- **Material to process**:
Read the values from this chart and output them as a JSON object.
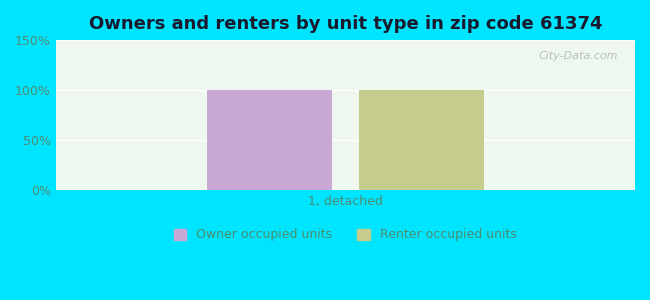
{
  "title": "Owners and renters by unit type in zip code 61374",
  "categories": [
    "1, detached"
  ],
  "owner_values": [
    100
  ],
  "renter_values": [
    100
  ],
  "owner_color": "#c9a8d4",
  "renter_color": "#c5cc8e",
  "ylim": [
    0,
    150
  ],
  "yticks": [
    0,
    50,
    100,
    150
  ],
  "ytick_labels": [
    "0%",
    "50%",
    "100%",
    "150%"
  ],
  "bg_color": "#00e5ff",
  "plot_bg_top": "#e8f8f0",
  "plot_bg_bottom": "#f5fdf5",
  "owner_label": "Owner occupied units",
  "renter_label": "Renter occupied units",
  "bar_width": 0.28,
  "bar_gap": 0.06,
  "watermark": "City-Data.com",
  "tick_color": "#4d8c6f",
  "title_color": "#1a1a2e"
}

- **Exercise**: Omit the pictures, then quote the rest of the material above exactly.

- **Full response**:
Read the values from this chart and output them as a JSON object.
{
  "title": "Owners and renters by unit type in zip code 61374",
  "categories": [
    "1, detached"
  ],
  "owner_values": [
    100
  ],
  "renter_values": [
    100
  ],
  "owner_color": "#c9a8d4",
  "renter_color": "#c5cc8e",
  "ylim": [
    0,
    150
  ],
  "yticks": [
    0,
    50,
    100,
    150
  ],
  "ytick_labels": [
    "0%",
    "50%",
    "100%",
    "150%"
  ],
  "bg_color": "#00e5ff",
  "plot_bg_top": "#e8f8f0",
  "plot_bg_bottom": "#f5fdf5",
  "owner_label": "Owner occupied units",
  "renter_label": "Renter occupied units",
  "bar_width": 0.28,
  "bar_gap": 0.06,
  "watermark": "City-Data.com",
  "tick_color": "#4d8c6f",
  "title_color": "#1a1a2e"
}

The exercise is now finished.